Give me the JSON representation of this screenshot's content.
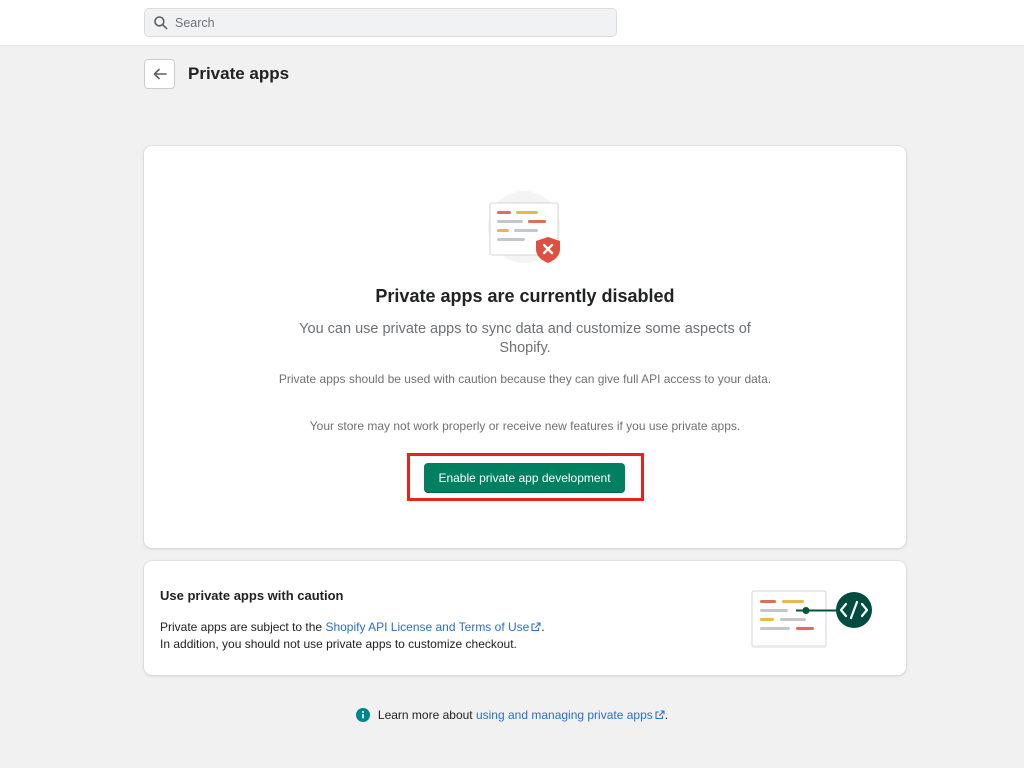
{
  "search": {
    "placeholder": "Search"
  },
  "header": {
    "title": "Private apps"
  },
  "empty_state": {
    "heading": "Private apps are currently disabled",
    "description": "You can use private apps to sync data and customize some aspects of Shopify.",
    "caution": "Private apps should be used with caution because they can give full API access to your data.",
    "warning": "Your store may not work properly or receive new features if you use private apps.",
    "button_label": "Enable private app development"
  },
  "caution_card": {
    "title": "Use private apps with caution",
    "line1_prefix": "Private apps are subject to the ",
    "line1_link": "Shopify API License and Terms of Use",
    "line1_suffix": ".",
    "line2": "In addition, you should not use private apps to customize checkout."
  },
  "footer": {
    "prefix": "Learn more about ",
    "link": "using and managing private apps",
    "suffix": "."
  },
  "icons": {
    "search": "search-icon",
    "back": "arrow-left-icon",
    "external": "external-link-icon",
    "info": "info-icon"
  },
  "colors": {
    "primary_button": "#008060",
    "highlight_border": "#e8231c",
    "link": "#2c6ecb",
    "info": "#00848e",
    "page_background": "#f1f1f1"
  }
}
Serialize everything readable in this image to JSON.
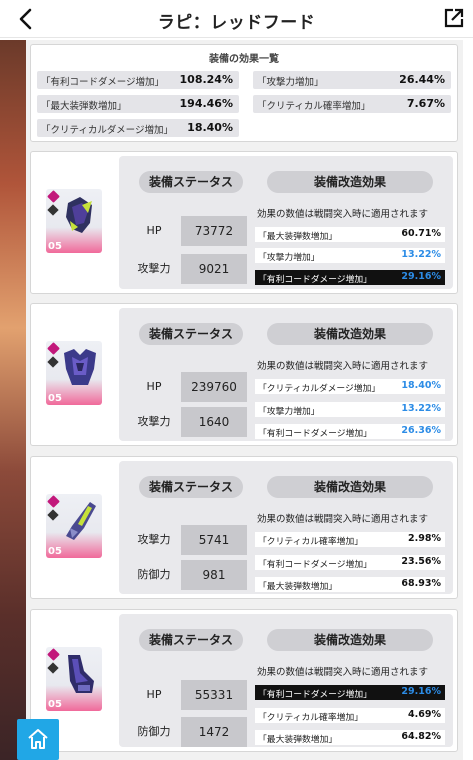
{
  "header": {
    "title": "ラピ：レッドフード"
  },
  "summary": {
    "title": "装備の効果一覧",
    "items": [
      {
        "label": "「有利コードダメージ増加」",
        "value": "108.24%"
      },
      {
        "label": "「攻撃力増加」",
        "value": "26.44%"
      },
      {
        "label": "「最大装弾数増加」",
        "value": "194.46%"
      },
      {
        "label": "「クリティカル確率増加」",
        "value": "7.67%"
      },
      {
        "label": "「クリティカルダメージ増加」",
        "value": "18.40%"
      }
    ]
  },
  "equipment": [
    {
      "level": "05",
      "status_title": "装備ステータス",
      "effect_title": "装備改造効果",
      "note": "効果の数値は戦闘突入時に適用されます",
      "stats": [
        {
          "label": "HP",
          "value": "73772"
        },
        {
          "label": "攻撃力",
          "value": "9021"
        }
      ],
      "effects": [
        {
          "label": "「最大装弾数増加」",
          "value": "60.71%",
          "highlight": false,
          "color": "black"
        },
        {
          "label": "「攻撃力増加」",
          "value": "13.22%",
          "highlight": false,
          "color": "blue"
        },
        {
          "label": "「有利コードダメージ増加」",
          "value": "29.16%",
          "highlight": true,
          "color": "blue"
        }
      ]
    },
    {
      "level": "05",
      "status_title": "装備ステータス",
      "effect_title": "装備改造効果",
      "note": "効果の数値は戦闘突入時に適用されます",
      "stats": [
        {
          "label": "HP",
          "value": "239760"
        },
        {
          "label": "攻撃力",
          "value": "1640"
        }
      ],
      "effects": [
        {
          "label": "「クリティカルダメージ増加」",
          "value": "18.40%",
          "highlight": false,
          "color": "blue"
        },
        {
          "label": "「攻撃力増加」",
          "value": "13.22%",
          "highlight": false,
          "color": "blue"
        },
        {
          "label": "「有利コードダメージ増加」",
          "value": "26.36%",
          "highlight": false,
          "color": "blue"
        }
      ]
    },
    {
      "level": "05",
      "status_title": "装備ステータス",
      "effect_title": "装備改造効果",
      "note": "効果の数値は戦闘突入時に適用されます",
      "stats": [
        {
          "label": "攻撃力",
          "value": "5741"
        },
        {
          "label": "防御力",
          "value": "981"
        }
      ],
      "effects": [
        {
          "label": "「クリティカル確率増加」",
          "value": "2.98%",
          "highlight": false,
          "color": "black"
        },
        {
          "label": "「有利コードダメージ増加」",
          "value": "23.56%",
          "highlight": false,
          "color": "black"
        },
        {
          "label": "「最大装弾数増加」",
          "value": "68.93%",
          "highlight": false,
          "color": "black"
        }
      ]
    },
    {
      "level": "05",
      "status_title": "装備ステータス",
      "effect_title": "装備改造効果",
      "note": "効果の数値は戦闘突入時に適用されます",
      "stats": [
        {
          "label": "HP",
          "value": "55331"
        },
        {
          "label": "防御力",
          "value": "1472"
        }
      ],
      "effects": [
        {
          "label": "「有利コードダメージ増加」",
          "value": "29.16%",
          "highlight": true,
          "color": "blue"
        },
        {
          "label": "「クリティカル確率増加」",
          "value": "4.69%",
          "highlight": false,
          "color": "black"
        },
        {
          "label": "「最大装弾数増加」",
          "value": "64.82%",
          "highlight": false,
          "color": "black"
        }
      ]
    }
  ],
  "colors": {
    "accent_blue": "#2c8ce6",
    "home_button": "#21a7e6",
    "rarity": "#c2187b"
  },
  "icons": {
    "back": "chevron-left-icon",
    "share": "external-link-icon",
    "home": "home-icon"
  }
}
◇ ◇ ◇
**The exercise**: Every line above should be returned exactly; the pictures stay out.

**Solution to the exercise**:
Give me the JSON representation of this screenshot's content.
{
  "search": {
    "placeholder": "Search"
  },
  "header": {
    "title": "Private apps"
  },
  "empty_state": {
    "heading": "Private apps are currently disabled",
    "description": "You can use private apps to sync data and customize some aspects of Shopify.",
    "caution": "Private apps should be used with caution because they can give full API access to your data.",
    "warning": "Your store may not work properly or receive new features if you use private apps.",
    "button_label": "Enable private app development"
  },
  "caution_card": {
    "title": "Use private apps with caution",
    "line1_prefix": "Private apps are subject to the ",
    "line1_link": "Shopify API License and Terms of Use",
    "line1_suffix": ".",
    "line2": "In addition, you should not use private apps to customize checkout."
  },
  "footer": {
    "prefix": "Learn more about ",
    "link": "using and managing private apps",
    "suffix": "."
  },
  "icons": {
    "search": "search-icon",
    "back": "arrow-left-icon",
    "external": "external-link-icon",
    "info": "info-icon"
  },
  "colors": {
    "primary_button": "#008060",
    "highlight_border": "#e8231c",
    "link": "#2c6ecb",
    "info": "#00848e",
    "page_background": "#f1f1f1"
  }
}
Serialize everything readable in this image to JSON.
{
  "header": {
    "title": "ラピ：レッドフード"
  },
  "summary": {
    "title": "装備の効果一覧",
    "items": [
      {
        "label": "「有利コードダメージ増加」",
        "value": "108.24%"
      },
      {
        "label": "「攻撃力増加」",
        "value": "26.44%"
      },
      {
        "label": "「最大装弾数増加」",
        "value": "194.46%"
      },
      {
        "label": "「クリティカル確率増加」",
        "value": "7.67%"
      },
      {
        "label": "「クリティカルダメージ増加」",
        "value": "18.40%"
      }
    ]
  },
  "equipment": [
    {
      "level": "05",
      "status_title": "装備ステータス",
      "effect_title": "装備改造効果",
      "note": "効果の数値は戦闘突入時に適用されます",
      "stats": [
        {
          "label": "HP",
          "value": "73772"
        },
        {
          "label": "攻撃力",
          "value": "9021"
        }
      ],
      "effects": [
        {
          "label": "「最大装弾数増加」",
          "value": "60.71%",
          "highlight": false,
          "color": "black"
        },
        {
          "label": "「攻撃力増加」",
          "value": "13.22%",
          "highlight": false,
          "color": "blue"
        },
        {
          "label": "「有利コードダメージ増加」",
          "value": "29.16%",
          "highlight": true,
          "color": "blue"
        }
      ]
    },
    {
      "level": "05",
      "status_title": "装備ステータス",
      "effect_title": "装備改造効果",
      "note": "効果の数値は戦闘突入時に適用されます",
      "stats": [
        {
          "label": "HP",
          "value": "239760"
        },
        {
          "label": "攻撃力",
          "value": "1640"
        }
      ],
      "effects": [
        {
          "label": "「クリティカルダメージ増加」",
          "value": "18.40%",
          "highlight": false,
          "color": "blue"
        },
        {
          "label": "「攻撃力増加」",
          "value": "13.22%",
          "highlight": false,
          "color": "blue"
        },
        {
          "label": "「有利コードダメージ増加」",
          "value": "26.36%",
          "highlight": false,
          "color": "blue"
        }
      ]
    },
    {
      "level": "05",
      "status_title": "装備ステータス",
      "effect_title": "装備改造効果",
      "note": "効果の数値は戦闘突入時に適用されます",
      "stats": [
        {
          "label": "攻撃力",
          "value": "5741"
        },
        {
          "label": "防御力",
          "value": "981"
        }
      ],
      "effects": [
        {
          "label": "「クリティカル確率増加」",
          "value": "2.98%",
          "highlight": false,
          "color": "black"
        },
        {
          "label": "「有利コードダメージ増加」",
          "value": "23.56%",
          "highlight": false,
          "color": "black"
        },
        {
          "label": "「最大装弾数増加」",
          "value": "68.93%",
          "highlight": false,
          "color": "black"
        }
      ]
    },
    {
      "level": "05",
      "status_title": "装備ステータス",
      "effect_title": "装備改造効果",
      "note": "効果の数値は戦闘突入時に適用されます",
      "stats": [
        {
          "label": "HP",
          "value": "55331"
        },
        {
          "label": "防御力",
          "value": "1472"
        }
      ],
      "effects": [
        {
          "label": "「有利コードダメージ増加」",
          "value": "29.16%",
          "highlight": true,
          "color": "blue"
        },
        {
          "label": "「クリティカル確率増加」",
          "value": "4.69%",
          "highlight": false,
          "color": "black"
        },
        {
          "label": "「最大装弾数増加」",
          "value": "64.82%",
          "highlight": false,
          "color": "black"
        }
      ]
    }
  ],
  "colors": {
    "accent_blue": "#2c8ce6",
    "home_button": "#21a7e6",
    "rarity": "#c2187b"
  },
  "icons": {
    "back": "chevron-left-icon",
    "share": "external-link-icon",
    "home": "home-icon"
  }
}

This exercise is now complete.